__The records__.

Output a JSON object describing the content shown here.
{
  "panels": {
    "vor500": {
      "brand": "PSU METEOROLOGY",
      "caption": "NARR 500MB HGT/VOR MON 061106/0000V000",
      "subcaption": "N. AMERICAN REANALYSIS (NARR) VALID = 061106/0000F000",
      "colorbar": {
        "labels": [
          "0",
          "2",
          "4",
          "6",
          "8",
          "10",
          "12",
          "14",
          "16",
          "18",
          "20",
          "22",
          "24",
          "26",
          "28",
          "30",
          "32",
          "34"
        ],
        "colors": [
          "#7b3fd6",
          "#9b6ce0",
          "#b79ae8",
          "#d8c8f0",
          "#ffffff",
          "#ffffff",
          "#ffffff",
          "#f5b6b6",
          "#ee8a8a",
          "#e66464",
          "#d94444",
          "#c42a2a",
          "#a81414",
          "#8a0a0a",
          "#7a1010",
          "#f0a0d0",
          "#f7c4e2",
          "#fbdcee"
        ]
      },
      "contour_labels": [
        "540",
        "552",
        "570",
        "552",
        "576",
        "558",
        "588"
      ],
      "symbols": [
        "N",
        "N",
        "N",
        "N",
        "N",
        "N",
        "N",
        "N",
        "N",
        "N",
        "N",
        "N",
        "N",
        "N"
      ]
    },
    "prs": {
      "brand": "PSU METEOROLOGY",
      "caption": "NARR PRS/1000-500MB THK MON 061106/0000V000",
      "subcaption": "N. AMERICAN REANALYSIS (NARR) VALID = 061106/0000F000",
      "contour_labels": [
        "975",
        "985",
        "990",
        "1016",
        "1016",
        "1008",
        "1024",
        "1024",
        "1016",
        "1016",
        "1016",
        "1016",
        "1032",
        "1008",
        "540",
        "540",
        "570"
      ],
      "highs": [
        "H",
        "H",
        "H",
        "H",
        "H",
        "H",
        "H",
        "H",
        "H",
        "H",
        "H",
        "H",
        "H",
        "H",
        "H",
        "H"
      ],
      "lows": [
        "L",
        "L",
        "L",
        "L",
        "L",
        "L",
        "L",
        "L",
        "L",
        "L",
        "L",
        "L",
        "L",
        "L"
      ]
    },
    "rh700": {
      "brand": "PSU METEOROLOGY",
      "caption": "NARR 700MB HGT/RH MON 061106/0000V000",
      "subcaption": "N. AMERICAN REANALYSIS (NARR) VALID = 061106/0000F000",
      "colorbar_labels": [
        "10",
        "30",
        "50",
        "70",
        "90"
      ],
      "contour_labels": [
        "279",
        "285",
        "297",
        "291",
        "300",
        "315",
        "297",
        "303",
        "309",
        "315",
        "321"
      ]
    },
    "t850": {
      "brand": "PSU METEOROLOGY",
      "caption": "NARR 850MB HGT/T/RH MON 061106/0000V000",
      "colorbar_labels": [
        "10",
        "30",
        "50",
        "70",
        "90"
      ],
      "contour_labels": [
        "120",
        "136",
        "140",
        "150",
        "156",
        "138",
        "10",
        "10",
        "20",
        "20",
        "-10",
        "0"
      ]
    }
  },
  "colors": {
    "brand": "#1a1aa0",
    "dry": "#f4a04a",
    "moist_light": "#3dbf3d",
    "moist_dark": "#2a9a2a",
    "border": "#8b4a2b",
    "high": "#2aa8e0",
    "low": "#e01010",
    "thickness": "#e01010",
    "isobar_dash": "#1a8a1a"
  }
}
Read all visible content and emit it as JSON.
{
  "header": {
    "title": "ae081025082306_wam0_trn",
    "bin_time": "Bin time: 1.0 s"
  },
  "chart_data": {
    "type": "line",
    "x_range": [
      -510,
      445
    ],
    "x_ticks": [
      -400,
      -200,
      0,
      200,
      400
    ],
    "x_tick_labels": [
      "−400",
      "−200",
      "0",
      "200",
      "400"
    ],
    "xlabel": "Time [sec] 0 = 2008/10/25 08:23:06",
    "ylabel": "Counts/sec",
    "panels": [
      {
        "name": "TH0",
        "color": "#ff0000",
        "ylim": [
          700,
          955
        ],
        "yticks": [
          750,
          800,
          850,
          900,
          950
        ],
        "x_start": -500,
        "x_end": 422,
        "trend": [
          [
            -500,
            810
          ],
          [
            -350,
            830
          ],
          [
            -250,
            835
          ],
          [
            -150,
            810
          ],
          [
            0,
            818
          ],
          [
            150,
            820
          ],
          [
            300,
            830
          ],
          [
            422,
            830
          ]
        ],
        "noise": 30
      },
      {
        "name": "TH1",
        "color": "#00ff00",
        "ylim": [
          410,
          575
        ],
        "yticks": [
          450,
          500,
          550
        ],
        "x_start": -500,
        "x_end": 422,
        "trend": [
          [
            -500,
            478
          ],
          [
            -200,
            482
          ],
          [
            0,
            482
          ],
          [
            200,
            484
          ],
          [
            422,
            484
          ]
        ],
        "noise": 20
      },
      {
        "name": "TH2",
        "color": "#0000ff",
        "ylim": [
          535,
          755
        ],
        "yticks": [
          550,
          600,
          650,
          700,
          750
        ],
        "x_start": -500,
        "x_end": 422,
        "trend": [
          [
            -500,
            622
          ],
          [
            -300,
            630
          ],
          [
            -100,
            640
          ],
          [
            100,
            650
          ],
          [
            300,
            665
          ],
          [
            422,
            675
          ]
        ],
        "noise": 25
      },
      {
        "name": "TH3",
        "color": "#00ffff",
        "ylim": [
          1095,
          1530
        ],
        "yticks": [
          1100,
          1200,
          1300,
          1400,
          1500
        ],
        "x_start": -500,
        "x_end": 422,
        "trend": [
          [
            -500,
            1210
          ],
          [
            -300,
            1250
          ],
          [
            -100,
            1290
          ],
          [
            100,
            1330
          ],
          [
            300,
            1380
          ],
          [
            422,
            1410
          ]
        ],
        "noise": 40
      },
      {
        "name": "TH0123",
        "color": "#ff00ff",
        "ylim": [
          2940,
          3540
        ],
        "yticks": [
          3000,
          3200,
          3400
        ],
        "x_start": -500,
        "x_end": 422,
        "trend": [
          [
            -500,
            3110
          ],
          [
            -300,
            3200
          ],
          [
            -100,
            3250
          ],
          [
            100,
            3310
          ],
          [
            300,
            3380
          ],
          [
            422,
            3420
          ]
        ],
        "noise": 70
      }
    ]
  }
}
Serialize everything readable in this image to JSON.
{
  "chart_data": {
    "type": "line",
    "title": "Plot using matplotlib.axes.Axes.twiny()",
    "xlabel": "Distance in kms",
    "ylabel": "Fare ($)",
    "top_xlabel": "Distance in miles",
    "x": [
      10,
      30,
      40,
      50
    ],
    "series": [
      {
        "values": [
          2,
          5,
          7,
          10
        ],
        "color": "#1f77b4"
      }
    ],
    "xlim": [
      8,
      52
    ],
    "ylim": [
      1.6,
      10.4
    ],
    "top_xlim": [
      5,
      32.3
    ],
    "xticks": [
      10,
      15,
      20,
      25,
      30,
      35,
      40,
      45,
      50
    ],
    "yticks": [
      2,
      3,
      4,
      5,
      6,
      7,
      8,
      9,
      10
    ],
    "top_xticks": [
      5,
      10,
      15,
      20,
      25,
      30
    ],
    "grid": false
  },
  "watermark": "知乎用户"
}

__Task to carry out__.
Tally every line of the data that holds the word "name" and write the count alone.

__Final result__.
5